[Dataset entries]
=-=-=-=-=
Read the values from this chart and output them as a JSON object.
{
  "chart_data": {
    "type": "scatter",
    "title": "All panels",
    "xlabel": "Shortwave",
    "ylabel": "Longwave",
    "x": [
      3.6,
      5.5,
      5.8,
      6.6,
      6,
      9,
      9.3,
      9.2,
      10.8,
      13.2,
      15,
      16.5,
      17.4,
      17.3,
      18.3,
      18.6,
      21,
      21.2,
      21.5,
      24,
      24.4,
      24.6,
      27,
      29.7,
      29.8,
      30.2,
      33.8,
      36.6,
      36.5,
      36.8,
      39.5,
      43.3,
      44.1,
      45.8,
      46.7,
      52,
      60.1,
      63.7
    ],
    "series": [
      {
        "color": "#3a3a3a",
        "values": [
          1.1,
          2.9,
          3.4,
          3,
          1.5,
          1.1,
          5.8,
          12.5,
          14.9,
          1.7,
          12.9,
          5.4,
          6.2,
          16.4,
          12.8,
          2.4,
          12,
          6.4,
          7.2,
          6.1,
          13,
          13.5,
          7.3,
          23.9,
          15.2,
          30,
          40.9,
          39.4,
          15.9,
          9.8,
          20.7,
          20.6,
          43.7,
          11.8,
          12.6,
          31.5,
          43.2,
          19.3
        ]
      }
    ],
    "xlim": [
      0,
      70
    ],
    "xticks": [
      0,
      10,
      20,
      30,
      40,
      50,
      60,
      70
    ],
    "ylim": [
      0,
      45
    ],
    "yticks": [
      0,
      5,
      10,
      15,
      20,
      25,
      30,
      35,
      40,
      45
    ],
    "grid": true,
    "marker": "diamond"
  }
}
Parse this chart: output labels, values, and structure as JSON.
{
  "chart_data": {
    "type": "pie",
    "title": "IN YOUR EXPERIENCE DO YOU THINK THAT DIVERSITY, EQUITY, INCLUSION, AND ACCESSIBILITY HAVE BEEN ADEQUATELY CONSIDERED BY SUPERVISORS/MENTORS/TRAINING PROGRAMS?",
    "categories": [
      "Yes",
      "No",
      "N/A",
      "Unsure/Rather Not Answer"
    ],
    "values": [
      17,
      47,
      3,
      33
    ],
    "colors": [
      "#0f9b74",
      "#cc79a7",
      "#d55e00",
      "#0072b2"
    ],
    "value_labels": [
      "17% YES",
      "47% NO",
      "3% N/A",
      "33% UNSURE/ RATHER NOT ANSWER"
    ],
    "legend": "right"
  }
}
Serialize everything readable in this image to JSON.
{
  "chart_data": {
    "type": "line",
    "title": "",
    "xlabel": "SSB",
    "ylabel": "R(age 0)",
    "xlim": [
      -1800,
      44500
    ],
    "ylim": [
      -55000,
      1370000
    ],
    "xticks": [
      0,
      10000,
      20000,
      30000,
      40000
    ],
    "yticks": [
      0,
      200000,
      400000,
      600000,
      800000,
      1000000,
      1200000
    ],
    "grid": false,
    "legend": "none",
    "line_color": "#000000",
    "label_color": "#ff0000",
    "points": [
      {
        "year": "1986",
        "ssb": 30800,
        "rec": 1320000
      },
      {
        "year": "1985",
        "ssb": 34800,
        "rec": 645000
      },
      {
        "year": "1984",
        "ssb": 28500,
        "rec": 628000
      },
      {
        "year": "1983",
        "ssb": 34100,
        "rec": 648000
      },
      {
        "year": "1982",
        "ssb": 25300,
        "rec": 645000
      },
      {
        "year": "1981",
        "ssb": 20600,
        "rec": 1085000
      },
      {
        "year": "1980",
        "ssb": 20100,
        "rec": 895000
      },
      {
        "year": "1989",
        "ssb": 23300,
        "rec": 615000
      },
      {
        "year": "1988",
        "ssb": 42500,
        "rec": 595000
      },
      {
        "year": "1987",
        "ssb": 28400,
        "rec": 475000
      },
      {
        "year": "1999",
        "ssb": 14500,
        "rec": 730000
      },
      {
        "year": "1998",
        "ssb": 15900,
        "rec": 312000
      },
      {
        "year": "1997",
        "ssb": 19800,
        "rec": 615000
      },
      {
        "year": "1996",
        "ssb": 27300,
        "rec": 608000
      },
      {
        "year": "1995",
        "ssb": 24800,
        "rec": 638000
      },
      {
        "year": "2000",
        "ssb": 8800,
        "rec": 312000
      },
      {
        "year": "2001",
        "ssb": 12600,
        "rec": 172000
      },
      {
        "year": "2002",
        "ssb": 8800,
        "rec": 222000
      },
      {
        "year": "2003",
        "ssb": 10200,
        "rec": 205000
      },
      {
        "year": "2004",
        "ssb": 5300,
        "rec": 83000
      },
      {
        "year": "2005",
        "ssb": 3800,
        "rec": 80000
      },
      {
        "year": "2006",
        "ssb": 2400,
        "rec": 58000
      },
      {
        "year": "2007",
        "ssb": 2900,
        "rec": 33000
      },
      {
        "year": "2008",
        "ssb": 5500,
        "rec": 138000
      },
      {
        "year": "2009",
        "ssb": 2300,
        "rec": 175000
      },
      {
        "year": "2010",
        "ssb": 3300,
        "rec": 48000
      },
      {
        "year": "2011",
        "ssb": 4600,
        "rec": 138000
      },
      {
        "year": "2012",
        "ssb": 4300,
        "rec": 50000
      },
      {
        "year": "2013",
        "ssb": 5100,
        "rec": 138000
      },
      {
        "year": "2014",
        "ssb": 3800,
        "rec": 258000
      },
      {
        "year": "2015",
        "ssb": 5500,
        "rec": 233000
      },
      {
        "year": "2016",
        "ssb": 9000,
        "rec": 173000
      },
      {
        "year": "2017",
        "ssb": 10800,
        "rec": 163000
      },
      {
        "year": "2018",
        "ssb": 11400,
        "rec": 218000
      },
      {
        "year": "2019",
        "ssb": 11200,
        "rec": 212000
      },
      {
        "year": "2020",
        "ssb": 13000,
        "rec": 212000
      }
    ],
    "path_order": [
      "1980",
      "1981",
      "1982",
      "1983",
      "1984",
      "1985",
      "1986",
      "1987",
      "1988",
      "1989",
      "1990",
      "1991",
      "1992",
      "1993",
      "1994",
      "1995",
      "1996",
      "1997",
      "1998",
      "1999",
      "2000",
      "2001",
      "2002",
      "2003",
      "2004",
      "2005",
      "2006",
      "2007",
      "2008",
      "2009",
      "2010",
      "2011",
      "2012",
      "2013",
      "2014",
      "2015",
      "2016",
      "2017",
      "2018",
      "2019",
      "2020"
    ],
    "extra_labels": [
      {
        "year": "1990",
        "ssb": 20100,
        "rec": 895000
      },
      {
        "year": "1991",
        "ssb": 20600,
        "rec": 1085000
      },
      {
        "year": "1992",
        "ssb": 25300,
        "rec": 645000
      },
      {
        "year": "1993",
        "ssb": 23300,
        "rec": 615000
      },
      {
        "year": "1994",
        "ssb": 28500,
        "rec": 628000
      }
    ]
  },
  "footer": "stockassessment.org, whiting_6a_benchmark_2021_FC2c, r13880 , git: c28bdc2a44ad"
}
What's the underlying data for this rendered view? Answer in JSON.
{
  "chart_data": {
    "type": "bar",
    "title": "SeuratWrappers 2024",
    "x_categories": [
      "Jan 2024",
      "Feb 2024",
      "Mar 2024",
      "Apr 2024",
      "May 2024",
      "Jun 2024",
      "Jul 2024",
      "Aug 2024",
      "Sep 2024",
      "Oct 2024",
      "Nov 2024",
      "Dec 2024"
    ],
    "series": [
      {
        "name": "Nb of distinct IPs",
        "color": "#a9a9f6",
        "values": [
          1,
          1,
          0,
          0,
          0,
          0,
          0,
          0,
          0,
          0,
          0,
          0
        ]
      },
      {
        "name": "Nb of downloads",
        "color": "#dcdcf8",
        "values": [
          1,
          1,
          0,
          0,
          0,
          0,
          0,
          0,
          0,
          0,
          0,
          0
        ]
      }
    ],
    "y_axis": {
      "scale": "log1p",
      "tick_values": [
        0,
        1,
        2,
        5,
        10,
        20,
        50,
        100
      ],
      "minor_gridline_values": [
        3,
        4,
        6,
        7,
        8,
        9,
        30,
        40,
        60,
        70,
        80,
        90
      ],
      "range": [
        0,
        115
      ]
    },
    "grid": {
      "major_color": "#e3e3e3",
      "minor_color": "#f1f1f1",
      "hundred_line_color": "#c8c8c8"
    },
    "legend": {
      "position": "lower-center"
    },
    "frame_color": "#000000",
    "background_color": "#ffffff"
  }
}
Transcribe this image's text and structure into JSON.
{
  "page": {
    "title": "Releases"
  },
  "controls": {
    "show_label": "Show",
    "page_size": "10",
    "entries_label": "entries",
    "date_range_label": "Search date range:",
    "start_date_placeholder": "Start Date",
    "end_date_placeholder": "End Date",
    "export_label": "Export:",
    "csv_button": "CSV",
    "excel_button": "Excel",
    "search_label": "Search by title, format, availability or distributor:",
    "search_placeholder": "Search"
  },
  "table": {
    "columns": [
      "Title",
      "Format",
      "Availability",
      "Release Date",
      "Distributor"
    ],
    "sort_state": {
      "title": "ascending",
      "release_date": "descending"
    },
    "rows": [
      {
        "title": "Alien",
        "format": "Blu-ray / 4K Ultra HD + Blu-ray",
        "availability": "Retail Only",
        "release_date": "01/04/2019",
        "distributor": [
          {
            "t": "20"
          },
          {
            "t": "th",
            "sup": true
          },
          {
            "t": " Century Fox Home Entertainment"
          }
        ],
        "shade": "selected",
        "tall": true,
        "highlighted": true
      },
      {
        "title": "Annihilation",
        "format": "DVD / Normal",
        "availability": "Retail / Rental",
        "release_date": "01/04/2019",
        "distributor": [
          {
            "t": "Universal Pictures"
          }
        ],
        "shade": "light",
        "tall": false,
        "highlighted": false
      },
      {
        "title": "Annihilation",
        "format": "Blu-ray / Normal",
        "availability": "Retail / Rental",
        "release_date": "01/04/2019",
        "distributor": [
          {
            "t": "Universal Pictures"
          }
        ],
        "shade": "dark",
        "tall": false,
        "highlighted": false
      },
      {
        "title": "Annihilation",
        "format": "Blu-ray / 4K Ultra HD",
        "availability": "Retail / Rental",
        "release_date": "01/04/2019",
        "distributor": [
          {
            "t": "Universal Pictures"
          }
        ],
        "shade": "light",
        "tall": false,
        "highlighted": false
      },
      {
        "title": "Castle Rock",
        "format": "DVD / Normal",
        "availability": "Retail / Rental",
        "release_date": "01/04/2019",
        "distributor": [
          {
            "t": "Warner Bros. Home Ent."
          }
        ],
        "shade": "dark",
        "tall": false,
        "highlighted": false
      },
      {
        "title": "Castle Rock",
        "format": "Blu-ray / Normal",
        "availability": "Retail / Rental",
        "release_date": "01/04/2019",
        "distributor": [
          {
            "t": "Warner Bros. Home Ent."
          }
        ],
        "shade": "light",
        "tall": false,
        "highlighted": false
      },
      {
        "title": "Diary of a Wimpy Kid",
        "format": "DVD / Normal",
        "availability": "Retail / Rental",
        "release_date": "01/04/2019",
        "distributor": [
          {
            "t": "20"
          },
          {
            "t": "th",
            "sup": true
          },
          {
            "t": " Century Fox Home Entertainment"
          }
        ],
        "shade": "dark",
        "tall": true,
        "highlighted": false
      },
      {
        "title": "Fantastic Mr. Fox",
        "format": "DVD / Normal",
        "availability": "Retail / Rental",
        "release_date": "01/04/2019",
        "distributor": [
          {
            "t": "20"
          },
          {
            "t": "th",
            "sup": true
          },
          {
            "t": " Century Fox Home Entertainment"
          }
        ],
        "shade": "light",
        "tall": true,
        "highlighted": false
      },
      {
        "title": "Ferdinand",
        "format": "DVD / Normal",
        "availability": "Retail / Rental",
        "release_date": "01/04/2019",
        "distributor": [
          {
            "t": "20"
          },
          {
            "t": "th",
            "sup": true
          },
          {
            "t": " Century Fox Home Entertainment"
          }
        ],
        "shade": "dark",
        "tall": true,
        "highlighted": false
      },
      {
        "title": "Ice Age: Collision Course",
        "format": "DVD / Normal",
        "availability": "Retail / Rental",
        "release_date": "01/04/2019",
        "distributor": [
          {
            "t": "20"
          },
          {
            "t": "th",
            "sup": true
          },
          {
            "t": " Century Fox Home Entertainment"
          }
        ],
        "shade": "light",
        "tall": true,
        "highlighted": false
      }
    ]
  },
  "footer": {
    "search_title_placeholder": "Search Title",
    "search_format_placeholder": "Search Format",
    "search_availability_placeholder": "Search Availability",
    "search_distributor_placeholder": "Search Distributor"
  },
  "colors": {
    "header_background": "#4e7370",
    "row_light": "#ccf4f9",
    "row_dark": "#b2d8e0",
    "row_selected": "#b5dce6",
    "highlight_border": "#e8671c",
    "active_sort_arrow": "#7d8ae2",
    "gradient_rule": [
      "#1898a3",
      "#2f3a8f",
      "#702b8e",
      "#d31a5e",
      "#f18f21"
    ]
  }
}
=-=-=-=-=
■ Exercise requirements
Go through the entries above and pull out each line with "structure" in it.

■ Response to the task
Parse this chart: output labels, values, and structure as JSON.
Transcribe this image's text and structure into JSON.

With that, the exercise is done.